-- start Information given --
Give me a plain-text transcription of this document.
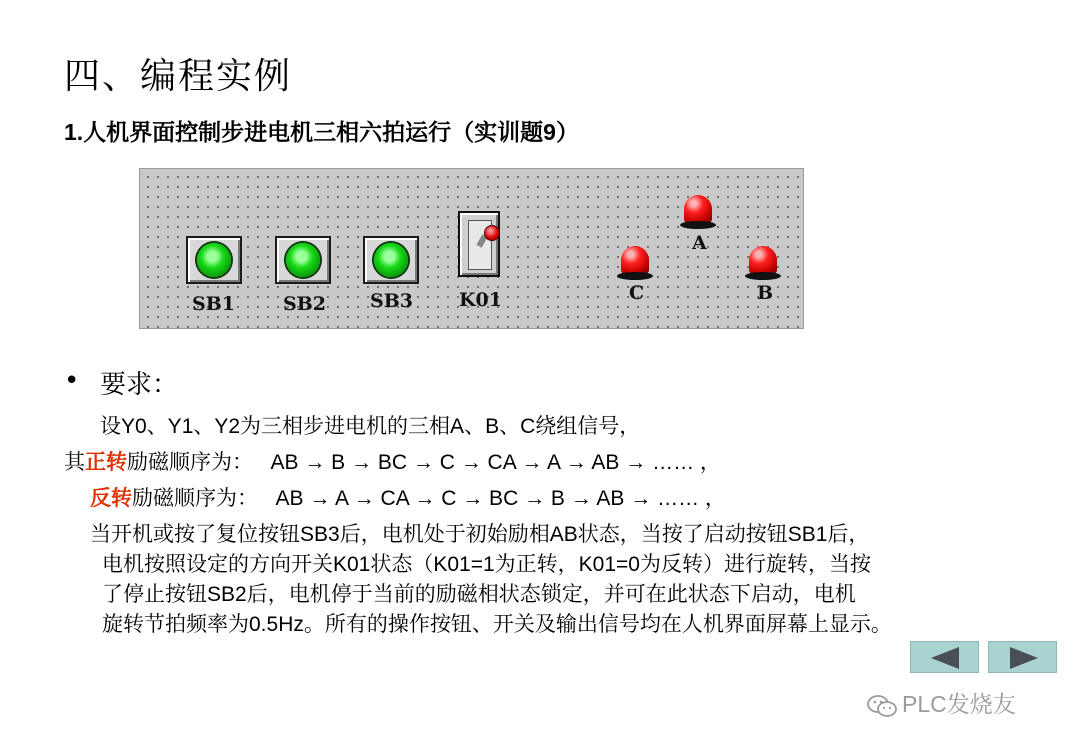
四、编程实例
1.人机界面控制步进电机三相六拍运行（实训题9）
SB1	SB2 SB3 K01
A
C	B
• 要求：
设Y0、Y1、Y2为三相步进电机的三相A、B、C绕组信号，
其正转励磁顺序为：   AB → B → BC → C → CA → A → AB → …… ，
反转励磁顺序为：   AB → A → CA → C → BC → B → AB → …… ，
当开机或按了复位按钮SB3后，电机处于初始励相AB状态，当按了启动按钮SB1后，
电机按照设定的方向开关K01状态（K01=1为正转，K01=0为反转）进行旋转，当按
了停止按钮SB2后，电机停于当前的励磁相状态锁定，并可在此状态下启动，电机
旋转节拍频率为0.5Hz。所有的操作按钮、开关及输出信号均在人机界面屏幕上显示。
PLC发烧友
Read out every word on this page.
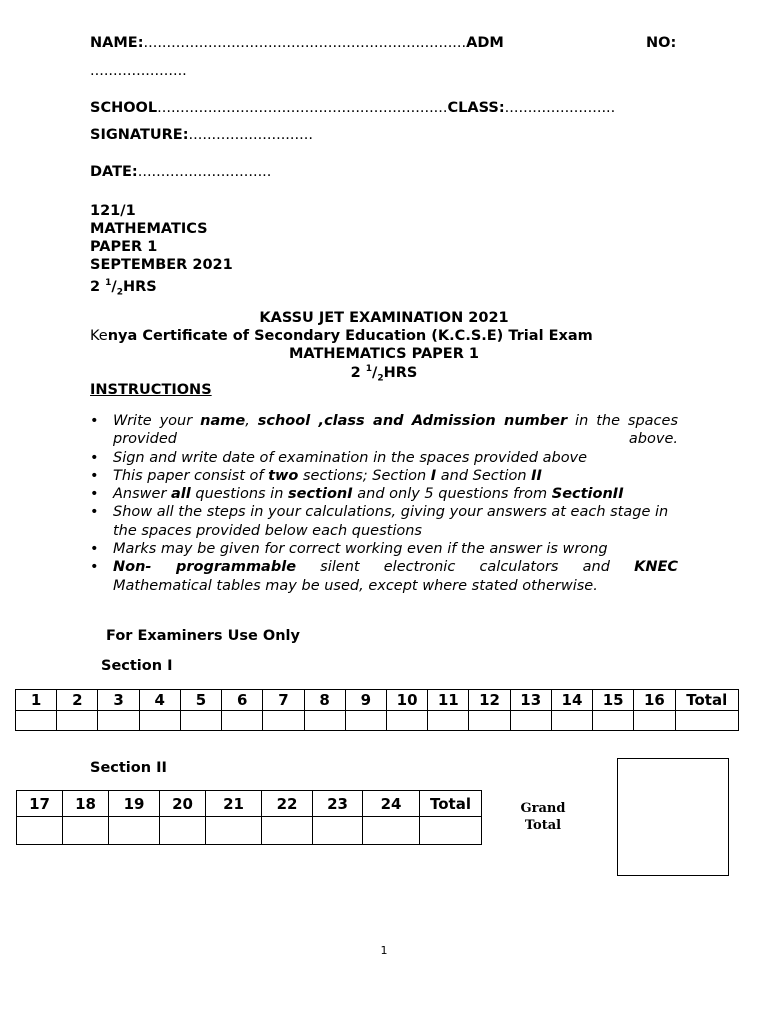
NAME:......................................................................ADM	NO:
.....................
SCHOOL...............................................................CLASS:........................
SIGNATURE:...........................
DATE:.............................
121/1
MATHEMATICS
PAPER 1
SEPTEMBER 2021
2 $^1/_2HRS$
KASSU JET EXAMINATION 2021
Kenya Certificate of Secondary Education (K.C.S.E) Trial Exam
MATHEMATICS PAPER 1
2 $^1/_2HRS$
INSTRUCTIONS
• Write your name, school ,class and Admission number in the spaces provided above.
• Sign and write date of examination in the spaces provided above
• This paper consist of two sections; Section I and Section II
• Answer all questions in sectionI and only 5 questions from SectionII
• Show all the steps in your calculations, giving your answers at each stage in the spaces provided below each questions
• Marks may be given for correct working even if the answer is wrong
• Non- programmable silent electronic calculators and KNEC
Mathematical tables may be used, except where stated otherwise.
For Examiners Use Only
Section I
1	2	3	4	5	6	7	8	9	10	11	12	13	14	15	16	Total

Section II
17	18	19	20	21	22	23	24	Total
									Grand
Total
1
-- end Information given --
Exercise brief: Drop the images and repeat the data exactly.

Written solution:
Give me a plain-text transcription of this document.
四、编程实例
1.人机界面控制步进电机三相六拍运行（实训题9）
SB1	SB2 SB3 K01
A
C	B
• 要求：
设Y0、Y1、Y2为三相步进电机的三相A、B、C绕组信号，
其正转励磁顺序为：   AB → B → BC → C → CA → A → AB → …… ，
反转励磁顺序为：   AB → A → CA → C → BC → B → AB → …… ，
当开机或按了复位按钮SB3后，电机处于初始励相AB状态，当按了启动按钮SB1后，
电机按照设定的方向开关K01状态（K01=1为正转，K01=0为反转）进行旋转，当按
了停止按钮SB2后，电机停于当前的励磁相状态锁定，并可在此状态下启动，电机
旋转节拍频率为0.5Hz。所有的操作按钮、开关及输出信号均在人机界面屏幕上显示。
PLC发烧友
Read out every word on this page.
NAME:......................................................................ADM	NO:
.....................
SCHOOL...............................................................CLASS:........................
SIGNATURE:...........................
DATE:.............................
121/1
MATHEMATICS
PAPER 1
SEPTEMBER 2021
2 $^1/_2HRS$
KASSU JET EXAMINATION 2021
Kenya Certificate of Secondary Education (K.C.S.E) Trial Exam
MATHEMATICS PAPER 1
2 $^1/_2HRS$
INSTRUCTIONS
• Write your name, school ,class and Admission number in the spaces provided above.
• Sign and write date of examination in the spaces provided above
• This paper consist of two sections; Section I and Section II
• Answer all questions in sectionI and only 5 questions from SectionII
• Show all the steps in your calculations, giving your answers at each stage in the spaces provided below each questions
• Marks may be given for correct working even if the answer is wrong
• Non- programmable silent electronic calculators and KNEC
Mathematical tables may be used, except where stated otherwise.
For Examiners Use Only
Section I
1	2	3	4	5	6	7	8	9	10	11	12	13	14	15	16	Total

Section II
17	18	19	20	21	22	23	24	Total
									Grand
Total
1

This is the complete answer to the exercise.